> **Document extract**:

He's totally wrong about the value of education. And yet, hidden under all the crazy, he's right. He may not know it, but he's right.
As I've suggested before, that college is increasingly the only goal of our secondary education system is a problem. Why? A variety of reasons. College just isn't for everyone. Not everyone's vocation requires the engagement with the sorts of things you get as part of a liberal arts degree. I've known some bright, successful, capable human beings who didn't go to college, and chose instead to focus on developing their skills in their chosen field. Like, say, a guy I know who is a highly competent mechanic. He was as driven and as called to that field as any teacher or lawyer. A four year degree for him just would not have made a lick of sense.
If it was something you could do without incurring a huge debt? Then, sure. Give it a go. But that is not where we are. It would be pointless, if you are a young adult with a clear sense of what you want to do in life, to start your adult life tens of thousands of dollars in debt for an education that didn't prepare you for that life.
And the idea that such a human being has less value? Preposterous. Offensive. Absurd. And though I'd like to say it isn't, assuming that an absence of higher education means less valuable is a real feature of our society.
And as for religion in the public sphere? Well, Candidate Santorum shows here that he has no clue, none, why the separation of faith and state is so vital. If the integrity of our republic is to stand, no one belief system can ever be permitted to use the power of the state to enforce its doctrines or teachings. That would, rather obviously, impinge on the Constitutional liberties of all those who do not share that particular tradition. It would also betray the essence of Christian faith.
Santorum does not get this. Nor, frankly, does he understand that when you step into the public sphere as a person of faith, you need to be able to articulate your faith in ways that resonate with those who do not share it. This was the one great truth coming out of Richard Neuhaus and his classic work The Naked Public Square. Neuhaus was Catholic, and conservative, but he understood the necessity of recognizing the dynamics of faith in a democratic culture.
But Rick may not have read that one, because, you know, it says the word "Naked."
And yet, again, there's truth buried under the crazy. People of faith who are not hypocrites bring their faith into every action they undertake. If we are citizens of a democratic republic and Christian, then the teachings of Jesus will inform our actions as citizens. It will govern how we vote, how we speak, and our positions on social issues. In so far as that is true, we are full participants in the public square. We may also publicly declare that foundation, should we so choose.

> **Records for the task**:
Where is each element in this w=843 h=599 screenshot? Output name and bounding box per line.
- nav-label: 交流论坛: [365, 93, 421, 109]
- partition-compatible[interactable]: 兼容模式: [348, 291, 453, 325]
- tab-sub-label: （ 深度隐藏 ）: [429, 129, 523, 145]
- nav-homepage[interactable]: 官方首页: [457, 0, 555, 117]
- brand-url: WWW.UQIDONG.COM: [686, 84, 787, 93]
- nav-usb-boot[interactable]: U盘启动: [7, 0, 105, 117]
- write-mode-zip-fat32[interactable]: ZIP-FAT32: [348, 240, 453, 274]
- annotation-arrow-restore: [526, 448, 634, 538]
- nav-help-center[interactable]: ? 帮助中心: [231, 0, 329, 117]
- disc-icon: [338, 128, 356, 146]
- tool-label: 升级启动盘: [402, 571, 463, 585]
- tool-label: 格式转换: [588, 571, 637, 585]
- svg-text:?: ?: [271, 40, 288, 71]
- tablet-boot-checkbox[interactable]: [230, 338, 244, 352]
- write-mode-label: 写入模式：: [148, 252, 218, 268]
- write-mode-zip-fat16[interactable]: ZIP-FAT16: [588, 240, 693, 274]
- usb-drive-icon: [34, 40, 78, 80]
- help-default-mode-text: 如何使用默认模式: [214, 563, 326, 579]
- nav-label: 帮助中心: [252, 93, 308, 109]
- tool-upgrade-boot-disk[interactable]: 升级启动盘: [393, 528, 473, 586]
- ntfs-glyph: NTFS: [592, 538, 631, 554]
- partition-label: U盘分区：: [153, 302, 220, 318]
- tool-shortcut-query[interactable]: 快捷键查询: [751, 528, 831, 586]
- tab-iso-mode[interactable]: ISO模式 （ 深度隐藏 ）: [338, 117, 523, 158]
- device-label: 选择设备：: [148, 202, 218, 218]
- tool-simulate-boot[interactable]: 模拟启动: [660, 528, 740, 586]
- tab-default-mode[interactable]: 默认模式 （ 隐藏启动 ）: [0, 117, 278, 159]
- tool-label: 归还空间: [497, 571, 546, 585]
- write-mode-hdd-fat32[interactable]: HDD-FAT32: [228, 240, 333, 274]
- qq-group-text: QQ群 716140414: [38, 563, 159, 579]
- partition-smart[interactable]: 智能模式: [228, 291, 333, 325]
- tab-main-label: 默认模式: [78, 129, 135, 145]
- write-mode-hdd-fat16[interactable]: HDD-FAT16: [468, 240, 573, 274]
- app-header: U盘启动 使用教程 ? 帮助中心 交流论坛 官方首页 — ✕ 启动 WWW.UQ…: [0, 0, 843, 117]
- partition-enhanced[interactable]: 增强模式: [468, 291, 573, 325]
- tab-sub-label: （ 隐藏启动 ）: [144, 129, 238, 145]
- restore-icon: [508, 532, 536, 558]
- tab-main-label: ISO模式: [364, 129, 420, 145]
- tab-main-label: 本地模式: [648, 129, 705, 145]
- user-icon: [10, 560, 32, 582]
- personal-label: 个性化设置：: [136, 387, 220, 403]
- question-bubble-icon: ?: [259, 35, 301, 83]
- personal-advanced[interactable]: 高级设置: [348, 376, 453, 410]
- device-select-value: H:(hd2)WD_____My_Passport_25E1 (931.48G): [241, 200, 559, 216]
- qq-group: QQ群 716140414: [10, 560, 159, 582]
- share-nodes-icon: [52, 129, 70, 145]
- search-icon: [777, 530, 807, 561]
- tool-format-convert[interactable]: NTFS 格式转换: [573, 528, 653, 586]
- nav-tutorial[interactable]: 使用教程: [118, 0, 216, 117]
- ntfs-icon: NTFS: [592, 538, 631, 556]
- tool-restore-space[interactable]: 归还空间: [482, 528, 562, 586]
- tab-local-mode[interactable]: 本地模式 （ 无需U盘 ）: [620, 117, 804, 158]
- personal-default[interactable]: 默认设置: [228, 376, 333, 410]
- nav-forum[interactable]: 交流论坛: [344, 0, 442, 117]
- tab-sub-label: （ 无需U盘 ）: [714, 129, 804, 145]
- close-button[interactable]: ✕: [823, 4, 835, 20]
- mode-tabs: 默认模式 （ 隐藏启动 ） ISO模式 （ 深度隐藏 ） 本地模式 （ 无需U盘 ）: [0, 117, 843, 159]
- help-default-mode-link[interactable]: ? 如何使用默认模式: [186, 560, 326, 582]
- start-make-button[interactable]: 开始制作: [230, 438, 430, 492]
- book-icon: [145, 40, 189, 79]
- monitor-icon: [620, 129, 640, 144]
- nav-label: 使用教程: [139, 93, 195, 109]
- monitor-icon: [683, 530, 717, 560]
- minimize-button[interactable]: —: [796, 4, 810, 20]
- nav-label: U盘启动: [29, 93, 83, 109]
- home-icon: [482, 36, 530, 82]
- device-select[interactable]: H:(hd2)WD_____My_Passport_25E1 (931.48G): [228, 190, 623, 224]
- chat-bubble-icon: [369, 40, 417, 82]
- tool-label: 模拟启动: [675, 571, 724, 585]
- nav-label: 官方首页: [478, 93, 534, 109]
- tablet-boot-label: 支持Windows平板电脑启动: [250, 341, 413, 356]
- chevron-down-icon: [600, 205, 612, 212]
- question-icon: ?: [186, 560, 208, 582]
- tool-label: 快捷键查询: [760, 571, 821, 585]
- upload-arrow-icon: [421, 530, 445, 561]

> **Exercise set**:
1. Put the records, from their first line through the line containing "- nav-homepage[interactable]: 官方首页: [457, 0, 555, 117]", into a Markdown table with the columns Row and Line. Number each line and leave out blank lines.
2. Write what comes next in the commentary on Santorum, education and faith in public life.

> **Exercise results**:
1.
| Row | Line |
|---|---|
| 1 | Where is each element in this w=843 h=599 screenshot? Output name and bounding box per line. |
| 2 | - nav-label: 交流论坛: [365, 93, 421, 109] |
| 3 | - partition-compatible[interactable]: 兼容模式: [348, 291, 453, 325] |
| 4 | - tab-sub-label: （ 深度隐藏 ）: [429, 129, 523, 145] |
| 5 | - nav-homepage[interactable]: 官方首页: [457, 0, 555, 117] |

2.
But if our intent is to persuade others who do not share our faith of the validity of our position, then we must do so in ways that step outside of the language of our faith. This is something that fundamentalists and ideologues do rather badly.
Thursday, July 15, 2010
The Higher Education Bubble
But we do so because of our superlative levels of higher edufimicashun.
In the DC environs, 46.8% of residents have undergraduate degrees. 21.9% of us have graduate degrees. That beats every other region or jurisdiction in the country. This surfaces something of a puzzler. On the one hand, Americans who live outside the Beltway are fond of railing on the DC area. We are "those Beltway insiders." We are not "real Americans."
On the other hand, the goal of most Americans is to get what is increasingly viewed as a prerequisite for success: a college degree. That's your ticket to the good life, or so the story goes. It's a sign of attainment, of intelligence, and of stick-to-itiveness. By that standard, DC must be, by definition, the place inhabited by the most successful, driven, and capable Americans.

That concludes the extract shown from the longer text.